-- start PASSAGE --

Another detail Dr. Helft had to consider was space. Even with two large library rooms upstairs and a small one on the ground floor, the Villa Ocampo can only display 7,000 of Ocampo's books. To resolve the dilemma, every book was cleaned, but the 5,000 least significant pieces were put into archival storage.

It was time for the team to turn their attention to digitizing Ocampo's most noteworthy items.

Two minutes a book

Working with a limited budget, Dr. Helft and his staff purchased a PC and scanner to capture cover illustrations and notations written on interior pages. They devoted 30 seconds to two minutes to each book, using custom-designed software to check for accuracy and automate major parts of the scanning and thus speed up the process.

"The software we developed automates this procedure," Dr. Helft explains. "It automatically resets resolution preferences for each type of scan, for example, 'book cover' or 'page of manuscript.' It also automatically corrects image colors and adds the metadata about the scanned images." Such customization has made digitizing nearly 15,000 pages fairly efficient.

-- end PASSAGE --

** STATED EXERCISE **
Answer these questions using the Villa Ocampo passage.
1. How many of Ocampo's books can the Villa Ocampo display?
2. How much time did the staff devote to scanning each book?
3. Roughly how many pages have been digitized?

-- start ENTRIES PROVIDED --

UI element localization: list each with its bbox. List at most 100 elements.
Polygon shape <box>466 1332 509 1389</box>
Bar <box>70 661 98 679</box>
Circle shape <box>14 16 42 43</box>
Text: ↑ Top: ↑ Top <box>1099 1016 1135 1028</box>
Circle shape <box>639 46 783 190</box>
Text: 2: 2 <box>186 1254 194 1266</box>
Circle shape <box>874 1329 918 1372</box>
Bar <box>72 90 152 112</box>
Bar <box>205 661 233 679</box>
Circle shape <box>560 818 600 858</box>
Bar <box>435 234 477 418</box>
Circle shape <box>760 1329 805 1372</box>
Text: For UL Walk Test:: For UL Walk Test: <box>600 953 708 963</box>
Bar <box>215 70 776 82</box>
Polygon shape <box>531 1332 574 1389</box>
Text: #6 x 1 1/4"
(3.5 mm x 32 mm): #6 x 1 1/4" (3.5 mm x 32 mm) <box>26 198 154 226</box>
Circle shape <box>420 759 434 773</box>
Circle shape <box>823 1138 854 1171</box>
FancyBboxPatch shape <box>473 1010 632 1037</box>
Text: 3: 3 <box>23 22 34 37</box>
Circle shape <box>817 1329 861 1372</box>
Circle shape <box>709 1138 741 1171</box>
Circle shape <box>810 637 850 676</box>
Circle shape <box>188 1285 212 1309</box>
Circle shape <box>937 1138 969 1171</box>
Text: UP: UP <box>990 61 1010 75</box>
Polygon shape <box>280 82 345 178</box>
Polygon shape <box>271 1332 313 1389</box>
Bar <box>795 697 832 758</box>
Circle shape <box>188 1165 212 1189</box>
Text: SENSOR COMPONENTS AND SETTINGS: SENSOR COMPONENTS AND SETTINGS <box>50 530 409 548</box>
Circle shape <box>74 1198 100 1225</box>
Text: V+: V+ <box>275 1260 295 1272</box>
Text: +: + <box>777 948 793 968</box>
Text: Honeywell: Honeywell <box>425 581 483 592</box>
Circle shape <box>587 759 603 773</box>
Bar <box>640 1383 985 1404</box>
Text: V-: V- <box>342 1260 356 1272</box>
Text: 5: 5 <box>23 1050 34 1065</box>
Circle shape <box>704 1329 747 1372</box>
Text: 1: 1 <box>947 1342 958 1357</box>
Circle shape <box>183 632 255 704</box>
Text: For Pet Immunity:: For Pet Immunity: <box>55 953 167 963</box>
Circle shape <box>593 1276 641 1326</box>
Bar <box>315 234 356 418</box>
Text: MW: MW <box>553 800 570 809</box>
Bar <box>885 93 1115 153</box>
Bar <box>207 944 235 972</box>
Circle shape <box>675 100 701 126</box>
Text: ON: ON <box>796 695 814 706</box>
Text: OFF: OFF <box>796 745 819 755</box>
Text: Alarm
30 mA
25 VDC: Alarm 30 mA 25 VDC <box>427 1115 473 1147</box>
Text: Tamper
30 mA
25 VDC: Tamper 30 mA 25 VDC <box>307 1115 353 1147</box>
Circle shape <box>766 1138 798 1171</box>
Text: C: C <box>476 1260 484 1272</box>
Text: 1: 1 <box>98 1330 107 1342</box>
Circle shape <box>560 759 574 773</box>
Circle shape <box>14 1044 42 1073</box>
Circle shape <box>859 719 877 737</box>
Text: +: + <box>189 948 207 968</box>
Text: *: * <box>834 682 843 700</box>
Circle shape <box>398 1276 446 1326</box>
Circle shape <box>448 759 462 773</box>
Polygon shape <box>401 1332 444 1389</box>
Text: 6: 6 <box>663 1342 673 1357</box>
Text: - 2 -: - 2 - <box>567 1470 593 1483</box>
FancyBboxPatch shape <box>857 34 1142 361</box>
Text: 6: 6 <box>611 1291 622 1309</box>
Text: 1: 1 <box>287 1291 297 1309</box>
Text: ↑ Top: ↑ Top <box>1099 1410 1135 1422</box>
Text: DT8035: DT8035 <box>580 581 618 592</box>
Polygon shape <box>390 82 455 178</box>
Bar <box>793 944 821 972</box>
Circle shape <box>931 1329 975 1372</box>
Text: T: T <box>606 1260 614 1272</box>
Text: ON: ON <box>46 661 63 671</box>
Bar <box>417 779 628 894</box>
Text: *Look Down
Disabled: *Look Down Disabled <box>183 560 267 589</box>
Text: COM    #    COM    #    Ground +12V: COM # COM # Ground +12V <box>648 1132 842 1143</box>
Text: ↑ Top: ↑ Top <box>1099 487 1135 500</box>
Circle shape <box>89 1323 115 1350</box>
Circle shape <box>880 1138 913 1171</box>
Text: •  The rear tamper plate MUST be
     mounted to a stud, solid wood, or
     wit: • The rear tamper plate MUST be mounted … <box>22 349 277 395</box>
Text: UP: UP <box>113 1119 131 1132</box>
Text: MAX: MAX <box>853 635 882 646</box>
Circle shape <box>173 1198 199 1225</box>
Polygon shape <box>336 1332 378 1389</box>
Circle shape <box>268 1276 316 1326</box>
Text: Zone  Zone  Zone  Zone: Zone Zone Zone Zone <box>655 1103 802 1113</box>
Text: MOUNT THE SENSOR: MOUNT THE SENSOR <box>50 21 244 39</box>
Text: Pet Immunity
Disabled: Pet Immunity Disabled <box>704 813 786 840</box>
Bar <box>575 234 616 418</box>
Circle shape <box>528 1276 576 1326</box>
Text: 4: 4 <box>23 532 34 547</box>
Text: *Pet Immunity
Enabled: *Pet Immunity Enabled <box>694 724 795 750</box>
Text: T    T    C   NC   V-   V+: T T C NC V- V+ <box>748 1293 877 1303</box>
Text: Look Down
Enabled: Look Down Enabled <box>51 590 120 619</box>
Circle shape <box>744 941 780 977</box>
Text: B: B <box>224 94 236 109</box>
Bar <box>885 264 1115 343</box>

-- end ENTRIES PROVIDED --

** RESULT OF THIS TASK **
1. 7,000 books.
2. From 30 seconds to two minutes.
3. Nearly 15,000 pages.